* _Set problem_
In the entries, find all lines that hold the word "annual" and copy them.

* _Exercise material_
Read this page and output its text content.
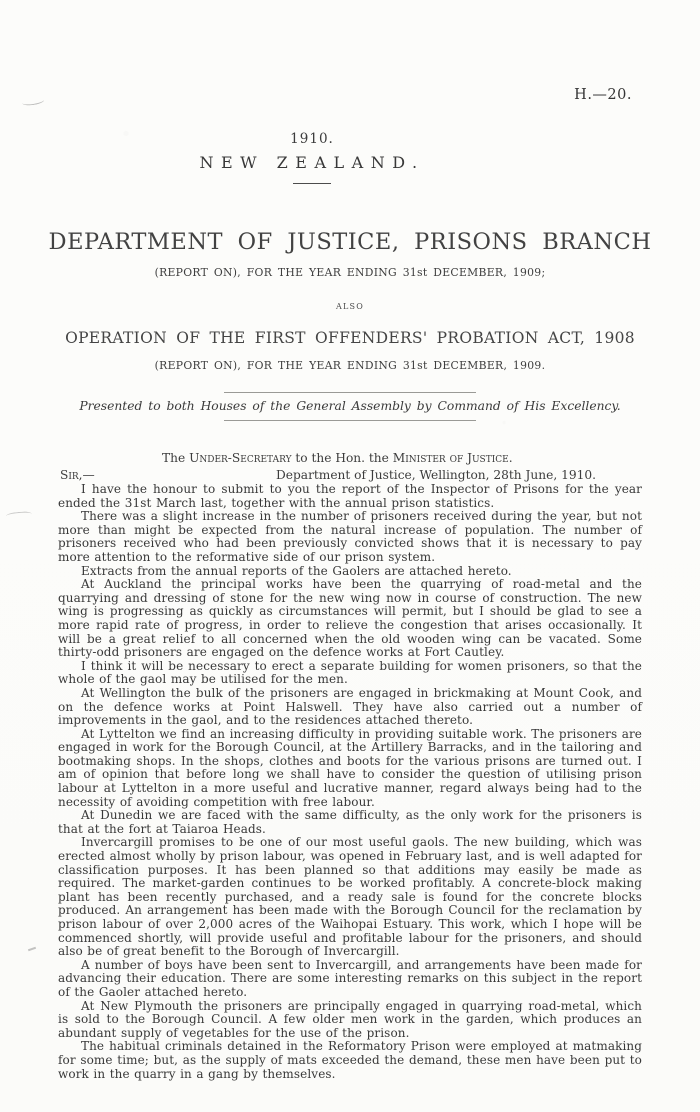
H.—20.
1910.
NEW ZEALAND.
DEPARTMENT OF JUSTICE, PRISONS BRANCH
(REPORT ON), FOR THE YEAR ENDING 31st DECEMBER, 1909;
ALSO
OPERATION OF THE FIRST OFFENDERS' PROBATION ACT, 1908
(REPORT ON), FOR THE YEAR ENDING 31st DECEMBER, 1909.
Presented to both Houses of the General Assembly by Command of His Excellency.
The Under-Secretary to the Hon. the Minister of Justice.
Sir,—	Department of Justice, Wellington, 28th June, 1910.

I have the honour to submit to you the report of the Inspector of Prisons for the year ended the 31st March last, together with the annual prison statistics.

There was a slight increase in the number of prisoners received during the year, but not more than might be expected from the natural increase of population. The number of prisoners received who had been previously convicted shows that it is necessary to pay more attention to the reformative side of our prison system.

Extracts from the annual reports of the Gaolers are attached hereto.

At Auckland the principal works have been the quarrying of road-metal and the quarrying and dressing of stone for the new wing now in course of construction. The new wing is progressing as quickly as circumstances will permit, but I should be glad to see a more rapid rate of progress, in order to relieve the congestion that arises occasionally. It will be a great relief to all concerned when the old wooden wing can be vacated. Some thirty-odd prisoners are engaged on the defence works at Fort Cautley.

I think it will be necessary to erect a separate building for women prisoners, so that the whole of the gaol may be utilised for the men.

At Wellington the bulk of the prisoners are engaged in brickmaking at Mount Cook, and on the defence works at Point Halswell. They have also carried out a number of improvements in the gaol, and to the residences attached thereto.

At Lyttelton we find an increasing difficulty in providing suitable work. The prisoners are engaged in work for the Borough Council, at the Artillery Barracks, and in the tailoring and bootmaking shops. In the shops, clothes and boots for the various prisons are turned out. I am of opinion that before long we shall have to consider the question of utilising prison labour at Lyttelton in a more useful and lucrative manner, regard always being had to the necessity of avoiding competition with free labour.

At Dunedin we are faced with the same difficulty, as the only work for the prisoners is that at the fort at Taiaroa Heads.

Invercargill promises to be one of our most useful gaols. The new building, which was erected almost wholly by prison labour, was opened in February last, and is well adapted for classification purposes. It has been planned so that additions may easily be made as required. The market-garden continues to be worked profitably. A concrete-block making plant has been recently purchased, and a ready sale is found for the concrete blocks produced. An arrangement has been made with the Borough Council for the reclamation by prison labour of over 2,000 acres of the Waihopai Estuary. This work, which I hope will be commenced shortly, will provide useful and profitable labour for the prisoners, and should also be of great benefit to the Borough of Invercargill.

A number of boys have been sent to Invercargill, and arrangements have been made for advancing their education. There are some interesting remarks on this subject in the report of the Gaoler attached hereto.

At New Plymouth the prisoners are principally engaged in quarrying road-metal, which is sold to the Borough Council. A few older men work in the garden, which produces an abundant supply of vegetables for the use of the prison.

The habitual criminals detained in the Reformatory Prison were employed at matmaking for some time; but, as the supply of mats exceeded the demand, these men have been put to work in the quarry in a gang by themselves.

* _Result for this exercise_
I have the honour to submit to you the report of the Inspector of Prisons for the year ended the 31st March last, together with the annual prison statistics.
Extracts from the annual reports of the Gaolers are attached hereto.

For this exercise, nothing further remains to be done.